* **Task statement**: Locate the line that contains "Serialize everything readable". Retype it and every line after it to the end of the records, exactly, but not the pictures.
-- BEGIN Material --
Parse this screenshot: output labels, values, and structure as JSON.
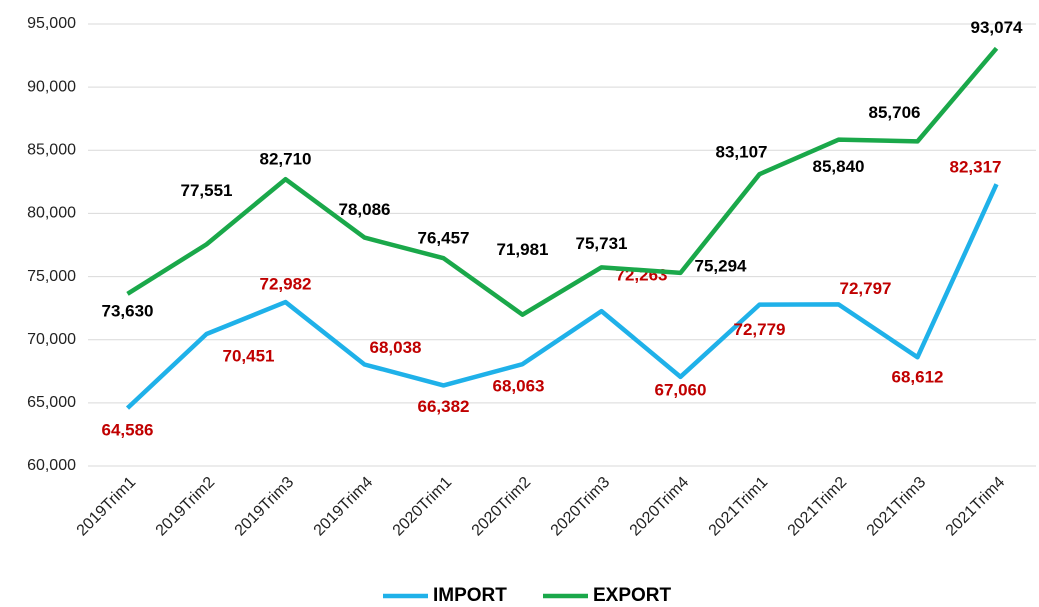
{
  "chart_data": {
    "type": "line",
    "categories": [
      "2019Trim1",
      "2019Trim2",
      "2019Trim3",
      "2019Trim4",
      "2020Trim1",
      "2020Trim2",
      "2020Trim3",
      "2020Trim4",
      "2021Trim1",
      "2021Trim2",
      "2021Trim3",
      "2021Trim4"
    ],
    "series": [
      {
        "name": "IMPORT",
        "color": "#1fb1e9",
        "label_color": "#c00000",
        "values": [
          64586,
          70451,
          72982,
          68038,
          66382,
          68063,
          72263,
          67060,
          72779,
          72797,
          68612,
          82317
        ],
        "value_labels": [
          "64,586",
          "70,451",
          "72,982",
          "68,038",
          "66,382",
          "68,063",
          "72,263",
          "67,060",
          "72,779",
          "72,797",
          "68,612",
          "82,317"
        ]
      },
      {
        "name": "EXPORT",
        "color": "#1aa84a",
        "label_color": "#000000",
        "values": [
          73630,
          77551,
          82710,
          78086,
          76457,
          71981,
          75731,
          75294,
          83107,
          85840,
          85706,
          93074
        ],
        "value_labels": [
          "73,630",
          "77,551",
          "82,710",
          "78,086",
          "76,457",
          "71,981",
          "75,731",
          "75,294",
          "83,107",
          "85,840",
          "85,706",
          "93,074"
        ]
      }
    ],
    "ylim": [
      60000,
      95000
    ],
    "yticks": [
      {
        "value": 60000,
        "label": "60,000"
      },
      {
        "value": 65000,
        "label": "65,000"
      },
      {
        "value": 70000,
        "label": "70,000"
      },
      {
        "value": 75000,
        "label": "75,000"
      },
      {
        "value": 80000,
        "label": "80,000"
      },
      {
        "value": 85000,
        "label": "85,000"
      },
      {
        "value": 90000,
        "label": "90,000"
      },
      {
        "value": 95000,
        "label": "95,000"
      }
    ],
    "grid": true,
    "legend": "bottom"
  }
}
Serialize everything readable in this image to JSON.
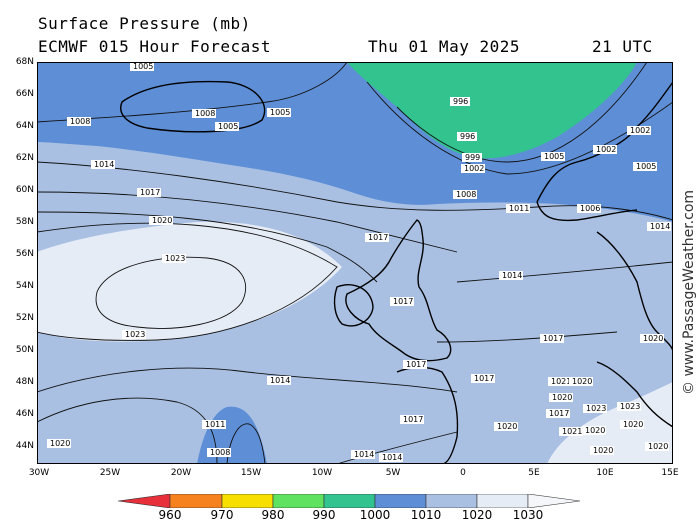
{
  "header": {
    "title": "Surface Pressure (mb)",
    "model_line": "ECMWF 015 Hour Forecast",
    "date": "Thu 01 May 2025",
    "time": "21 UTC"
  },
  "watermark": "© www.PassageWeather.com",
  "map": {
    "lat_labels": [
      "68N",
      "66N",
      "64N",
      "62N",
      "60N",
      "58N",
      "56N",
      "54N",
      "52N",
      "50N",
      "48N",
      "46N",
      "44N"
    ],
    "lon_labels": [
      "30W",
      "25W",
      "20W",
      "15W",
      "10W",
      "5W",
      "0",
      "5E",
      "10E",
      "15E"
    ],
    "isobar_labels": [
      "1005",
      "1008",
      "1005",
      "1005",
      "1008",
      "996",
      "996",
      "999",
      "1002",
      "1005",
      "1002",
      "1002",
      "1005",
      "1014",
      "1017",
      "1008",
      "1011",
      "1006",
      "1020",
      "1017",
      "1023",
      "1014",
      "1014",
      "1017",
      "1023",
      "1017",
      "1020",
      "1014",
      "1017",
      "1017",
      "1017",
      "1021",
      "1020",
      "1020",
      "1023",
      "1023",
      "1020",
      "1017",
      "1020",
      "1011",
      "1008",
      "1020",
      "1014",
      "1014",
      "1021",
      "1020",
      "1020",
      "1020"
    ]
  },
  "colorbar": {
    "labels": [
      "960",
      "970",
      "980",
      "990",
      "1000",
      "1010",
      "1020",
      "1030"
    ],
    "colors": [
      "#e8303a",
      "#f5821f",
      "#f7e000",
      "#5fe25f",
      "#33c38f",
      "#5e8ed6",
      "#a9c0e3",
      "#e6ecf6"
    ]
  }
}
-- END Material --
* **The reply**:
Serialize everything readable in this image to JSON.
{
  "header": {
    "title": "Surface Pressure (mb)",
    "model_line": "ECMWF 015 Hour Forecast",
    "date": "Thu 01 May 2025",
    "time": "21 UTC"
  },
  "watermark": "© www.PassageWeather.com",
  "map": {
    "lat_labels": [
      "68N",
      "66N",
      "64N",
      "62N",
      "60N",
      "58N",
      "56N",
      "54N",
      "52N",
      "50N",
      "48N",
      "46N",
      "44N"
    ],
    "lon_labels": [
      "30W",
      "25W",
      "20W",
      "15W",
      "10W",
      "5W",
      "0",
      "5E",
      "10E",
      "15E"
    ],
    "isobar_labels": [
      "1005",
      "1008",
      "1005",
      "1005",
      "1008",
      "996",
      "996",
      "999",
      "1002",
      "1005",
      "1002",
      "1002",
      "1005",
      "1014",
      "1017",
      "1008",
      "1011",
      "1006",
      "1020",
      "1017",
      "1023",
      "1014",
      "1014",
      "1017",
      "1023",
      "1017",
      "1020",
      "1014",
      "1017",
      "1017",
      "1017",
      "1021",
      "1020",
      "1020",
      "1023",
      "1023",
      "1020",
      "1017",
      "1020",
      "1011",
      "1008",
      "1020",
      "1014",
      "1014",
      "1021",
      "1020",
      "1020",
      "1020"
    ]
  },
  "colorbar": {
    "labels": [
      "960",
      "970",
      "980",
      "990",
      "1000",
      "1010",
      "1020",
      "1030"
    ],
    "colors": [
      "#e8303a",
      "#f5821f",
      "#f7e000",
      "#5fe25f",
      "#33c38f",
      "#5e8ed6",
      "#a9c0e3",
      "#e6ecf6"
    ]
  }
}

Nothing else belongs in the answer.